[start of Data for this task]

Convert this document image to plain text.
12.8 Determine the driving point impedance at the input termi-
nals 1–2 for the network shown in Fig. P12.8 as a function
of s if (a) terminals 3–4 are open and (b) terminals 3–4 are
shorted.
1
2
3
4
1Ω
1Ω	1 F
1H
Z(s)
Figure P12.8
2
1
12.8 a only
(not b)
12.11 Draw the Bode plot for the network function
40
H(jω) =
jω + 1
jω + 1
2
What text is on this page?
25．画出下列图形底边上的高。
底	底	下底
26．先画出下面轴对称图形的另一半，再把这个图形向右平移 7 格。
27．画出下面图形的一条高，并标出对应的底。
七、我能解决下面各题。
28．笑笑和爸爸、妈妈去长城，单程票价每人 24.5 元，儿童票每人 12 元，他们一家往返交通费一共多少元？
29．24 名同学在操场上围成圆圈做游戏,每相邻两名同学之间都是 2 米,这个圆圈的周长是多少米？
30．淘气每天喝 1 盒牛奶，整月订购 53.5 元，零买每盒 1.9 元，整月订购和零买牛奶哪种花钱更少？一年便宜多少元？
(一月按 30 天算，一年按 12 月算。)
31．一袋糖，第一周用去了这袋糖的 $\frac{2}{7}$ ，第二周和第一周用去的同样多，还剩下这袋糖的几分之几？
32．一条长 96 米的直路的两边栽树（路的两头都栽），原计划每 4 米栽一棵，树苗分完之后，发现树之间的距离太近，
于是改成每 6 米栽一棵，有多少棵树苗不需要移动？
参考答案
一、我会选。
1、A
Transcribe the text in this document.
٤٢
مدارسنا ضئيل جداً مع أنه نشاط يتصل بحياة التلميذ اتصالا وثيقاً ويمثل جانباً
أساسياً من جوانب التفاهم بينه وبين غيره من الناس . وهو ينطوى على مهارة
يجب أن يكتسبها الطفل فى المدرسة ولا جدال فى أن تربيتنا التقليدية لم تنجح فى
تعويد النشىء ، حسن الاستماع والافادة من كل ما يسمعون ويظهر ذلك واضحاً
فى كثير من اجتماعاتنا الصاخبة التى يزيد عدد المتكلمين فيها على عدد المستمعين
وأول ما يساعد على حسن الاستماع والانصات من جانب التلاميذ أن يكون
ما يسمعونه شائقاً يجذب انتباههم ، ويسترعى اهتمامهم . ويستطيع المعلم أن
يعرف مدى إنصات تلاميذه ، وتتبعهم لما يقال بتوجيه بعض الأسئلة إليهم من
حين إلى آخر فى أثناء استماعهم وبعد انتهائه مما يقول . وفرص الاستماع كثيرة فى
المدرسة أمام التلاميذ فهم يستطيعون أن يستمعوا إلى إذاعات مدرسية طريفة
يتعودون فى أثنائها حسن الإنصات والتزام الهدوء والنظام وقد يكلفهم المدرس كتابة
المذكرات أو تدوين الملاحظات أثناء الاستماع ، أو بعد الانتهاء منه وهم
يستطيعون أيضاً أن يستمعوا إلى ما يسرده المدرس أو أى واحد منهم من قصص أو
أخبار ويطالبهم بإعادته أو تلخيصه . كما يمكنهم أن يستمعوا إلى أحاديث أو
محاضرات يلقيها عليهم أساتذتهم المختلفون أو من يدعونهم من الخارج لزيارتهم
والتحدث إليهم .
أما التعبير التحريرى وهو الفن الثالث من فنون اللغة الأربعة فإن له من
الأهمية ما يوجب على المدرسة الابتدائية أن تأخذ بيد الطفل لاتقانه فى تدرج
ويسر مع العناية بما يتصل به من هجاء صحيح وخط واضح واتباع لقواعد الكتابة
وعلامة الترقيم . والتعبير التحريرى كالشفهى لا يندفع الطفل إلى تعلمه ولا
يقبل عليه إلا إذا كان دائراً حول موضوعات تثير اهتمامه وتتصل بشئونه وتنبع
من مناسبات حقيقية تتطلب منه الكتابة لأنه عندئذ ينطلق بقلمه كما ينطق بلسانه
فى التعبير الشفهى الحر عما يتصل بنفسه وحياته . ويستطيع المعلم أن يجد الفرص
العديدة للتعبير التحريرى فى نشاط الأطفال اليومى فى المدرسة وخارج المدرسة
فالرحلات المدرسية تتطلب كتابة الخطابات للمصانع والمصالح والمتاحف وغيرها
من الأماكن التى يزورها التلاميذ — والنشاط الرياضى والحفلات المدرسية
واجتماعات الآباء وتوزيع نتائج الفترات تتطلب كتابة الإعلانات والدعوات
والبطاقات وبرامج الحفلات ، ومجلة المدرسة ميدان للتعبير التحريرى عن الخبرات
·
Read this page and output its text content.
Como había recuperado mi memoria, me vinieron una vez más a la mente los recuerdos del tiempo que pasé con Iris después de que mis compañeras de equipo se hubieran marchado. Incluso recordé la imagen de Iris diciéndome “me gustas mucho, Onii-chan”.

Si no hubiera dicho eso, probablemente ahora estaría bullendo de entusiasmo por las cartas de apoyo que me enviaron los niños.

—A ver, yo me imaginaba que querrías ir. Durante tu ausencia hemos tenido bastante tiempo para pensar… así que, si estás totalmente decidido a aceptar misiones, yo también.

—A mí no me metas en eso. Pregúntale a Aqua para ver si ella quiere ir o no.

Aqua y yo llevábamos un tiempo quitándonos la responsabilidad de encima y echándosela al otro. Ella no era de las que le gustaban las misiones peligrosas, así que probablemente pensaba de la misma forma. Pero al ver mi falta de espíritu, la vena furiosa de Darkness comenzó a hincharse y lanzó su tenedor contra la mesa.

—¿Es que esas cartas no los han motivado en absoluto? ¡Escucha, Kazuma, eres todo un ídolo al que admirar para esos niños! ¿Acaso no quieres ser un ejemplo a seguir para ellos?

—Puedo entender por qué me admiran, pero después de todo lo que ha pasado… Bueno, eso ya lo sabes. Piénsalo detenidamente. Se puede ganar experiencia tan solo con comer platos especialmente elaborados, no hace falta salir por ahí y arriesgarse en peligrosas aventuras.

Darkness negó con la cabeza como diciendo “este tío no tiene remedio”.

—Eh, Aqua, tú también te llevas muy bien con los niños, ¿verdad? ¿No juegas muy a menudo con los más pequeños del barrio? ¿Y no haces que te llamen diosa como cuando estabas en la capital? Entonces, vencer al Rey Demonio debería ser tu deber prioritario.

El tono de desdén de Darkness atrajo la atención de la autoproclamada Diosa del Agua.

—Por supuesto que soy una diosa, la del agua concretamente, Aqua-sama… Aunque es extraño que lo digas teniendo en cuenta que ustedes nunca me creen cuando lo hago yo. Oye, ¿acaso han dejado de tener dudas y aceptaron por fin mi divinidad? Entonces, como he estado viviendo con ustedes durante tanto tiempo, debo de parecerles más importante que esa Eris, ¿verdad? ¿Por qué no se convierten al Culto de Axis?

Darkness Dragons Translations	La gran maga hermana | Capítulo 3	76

[end of Data for this task]

**Instructions for the task**. Write out all the lines again, exactly as they are.

**Solution for this exercise**.
Convert this document image to plain text.
12.8 Determine the driving point impedance at the input termi-
nals 1–2 for the network shown in Fig. P12.8 as a function
of s if (a) terminals 3–4 are open and (b) terminals 3–4 are
shorted.
1
2
3
4
1Ω
1Ω	1 F
1H
Z(s)
Figure P12.8
2
1
12.8 a only
(not b)
12.11 Draw the Bode plot for the network function
40
H(jω) =
jω + 1
jω + 1
2
What text is on this page?
25．画出下列图形底边上的高。
底	底	下底
26．先画出下面轴对称图形的另一半，再把这个图形向右平移 7 格。
27．画出下面图形的一条高，并标出对应的底。
七、我能解决下面各题。
28．笑笑和爸爸、妈妈去长城，单程票价每人 24.5 元，儿童票每人 12 元，他们一家往返交通费一共多少元？
29．24 名同学在操场上围成圆圈做游戏,每相邻两名同学之间都是 2 米,这个圆圈的周长是多少米？
30．淘气每天喝 1 盒牛奶，整月订购 53.5 元，零买每盒 1.9 元，整月订购和零买牛奶哪种花钱更少？一年便宜多少元？
(一月按 30 天算，一年按 12 月算。)
31．一袋糖，第一周用去了这袋糖的 $\frac{2}{7}$ ，第二周和第一周用去的同样多，还剩下这袋糖的几分之几？
32．一条长 96 米的直路的两边栽树（路的两头都栽），原计划每 4 米栽一棵，树苗分完之后，发现树之间的距离太近，
于是改成每 6 米栽一棵，有多少棵树苗不需要移动？
参考答案
一、我会选。
1、A
Transcribe the text in this document.
٤٢
مدارسنا ضئيل جداً مع أنه نشاط يتصل بحياة التلميذ اتصالا وثيقاً ويمثل جانباً
أساسياً من جوانب التفاهم بينه وبين غيره من الناس . وهو ينطوى على مهارة
يجب أن يكتسبها الطفل فى المدرسة ولا جدال فى أن تربيتنا التقليدية لم تنجح فى
تعويد النشىء ، حسن الاستماع والافادة من كل ما يسمعون ويظهر ذلك واضحاً
فى كثير من اجتماعاتنا الصاخبة التى يزيد عدد المتكلمين فيها على عدد المستمعين
وأول ما يساعد على حسن الاستماع والانصات من جانب التلاميذ أن يكون
ما يسمعونه شائقاً يجذب انتباههم ، ويسترعى اهتمامهم . ويستطيع المعلم أن
يعرف مدى إنصات تلاميذه ، وتتبعهم لما يقال بتوجيه بعض الأسئلة إليهم من
حين إلى آخر فى أثناء استماعهم وبعد انتهائه مما يقول . وفرص الاستماع كثيرة فى
المدرسة أمام التلاميذ فهم يستطيعون أن يستمعوا إلى إذاعات مدرسية طريفة
يتعودون فى أثنائها حسن الإنصات والتزام الهدوء والنظام وقد يكلفهم المدرس كتابة
المذكرات أو تدوين الملاحظات أثناء الاستماع ، أو بعد الانتهاء منه وهم
يستطيعون أيضاً أن يستمعوا إلى ما يسرده المدرس أو أى واحد منهم من قصص أو
أخبار ويطالبهم بإعادته أو تلخيصه . كما يمكنهم أن يستمعوا إلى أحاديث أو
محاضرات يلقيها عليهم أساتذتهم المختلفون أو من يدعونهم من الخارج لزيارتهم
والتحدث إليهم .
أما التعبير التحريرى وهو الفن الثالث من فنون اللغة الأربعة فإن له من
الأهمية ما يوجب على المدرسة الابتدائية أن تأخذ بيد الطفل لاتقانه فى تدرج
ويسر مع العناية بما يتصل به من هجاء صحيح وخط واضح واتباع لقواعد الكتابة
وعلامة الترقيم . والتعبير التحريرى كالشفهى لا يندفع الطفل إلى تعلمه ولا
يقبل عليه إلا إذا كان دائراً حول موضوعات تثير اهتمامه وتتصل بشئونه وتنبع
من مناسبات حقيقية تتطلب منه الكتابة لأنه عندئذ ينطلق بقلمه كما ينطق بلسانه
فى التعبير الشفهى الحر عما يتصل بنفسه وحياته . ويستطيع المعلم أن يجد الفرص
العديدة للتعبير التحريرى فى نشاط الأطفال اليومى فى المدرسة وخارج المدرسة
فالرحلات المدرسية تتطلب كتابة الخطابات للمصانع والمصالح والمتاحف وغيرها
من الأماكن التى يزورها التلاميذ — والنشاط الرياضى والحفلات المدرسية
واجتماعات الآباء وتوزيع نتائج الفترات تتطلب كتابة الإعلانات والدعوات
والبطاقات وبرامج الحفلات ، ومجلة المدرسة ميدان للتعبير التحريرى عن الخبرات
·
Read this page and output its text content.
Como había recuperado mi memoria, me vinieron una vez más a la mente los recuerdos del tiempo que pasé con Iris después de que mis compañeras de equipo se hubieran marchado. Incluso recordé la imagen de Iris diciéndome “me gustas mucho, Onii-chan”.

Si no hubiera dicho eso, probablemente ahora estaría bullendo de entusiasmo por las cartas de apoyo que me enviaron los niños.

—A ver, yo me imaginaba que querrías ir. Durante tu ausencia hemos tenido bastante tiempo para pensar… así que, si estás totalmente decidido a aceptar misiones, yo también.

—A mí no me metas en eso. Pregúntale a Aqua para ver si ella quiere ir o no.

Aqua y yo llevábamos un tiempo quitándonos la responsabilidad de encima y echándosela al otro. Ella no era de las que le gustaban las misiones peligrosas, así que probablemente pensaba de la misma forma. Pero al ver mi falta de espíritu, la vena furiosa de Darkness comenzó a hincharse y lanzó su tenedor contra la mesa.

—¿Es que esas cartas no los han motivado en absoluto? ¡Escucha, Kazuma, eres todo un ídolo al que admirar para esos niños! ¿Acaso no quieres ser un ejemplo a seguir para ellos?

—Puedo entender por qué me admiran, pero después de todo lo que ha pasado… Bueno, eso ya lo sabes. Piénsalo detenidamente. Se puede ganar experiencia tan solo con comer platos especialmente elaborados, no hace falta salir por ahí y arriesgarse en peligrosas aventuras.

Darkness negó con la cabeza como diciendo “este tío no tiene remedio”.

—Eh, Aqua, tú también te llevas muy bien con los niños, ¿verdad? ¿No juegas muy a menudo con los más pequeños del barrio? ¿Y no haces que te llamen diosa como cuando estabas en la capital? Entonces, vencer al Rey Demonio debería ser tu deber prioritario.

El tono de desdén de Darkness atrajo la atención de la autoproclamada Diosa del Agua.

—Por supuesto que soy una diosa, la del agua concretamente, Aqua-sama… Aunque es extraño que lo digas teniendo en cuenta que ustedes nunca me creen cuando lo hago yo. Oye, ¿acaso han dejado de tener dudas y aceptaron por fin mi divinidad? Entonces, como he estado viviendo con ustedes durante tanto tiempo, debo de parecerles más importante que esa Eris, ¿verdad? ¿Por qué no se convierten al Culto de Axis?

Darkness Dragons Translations	La gran maga hermana | Capítulo 3	76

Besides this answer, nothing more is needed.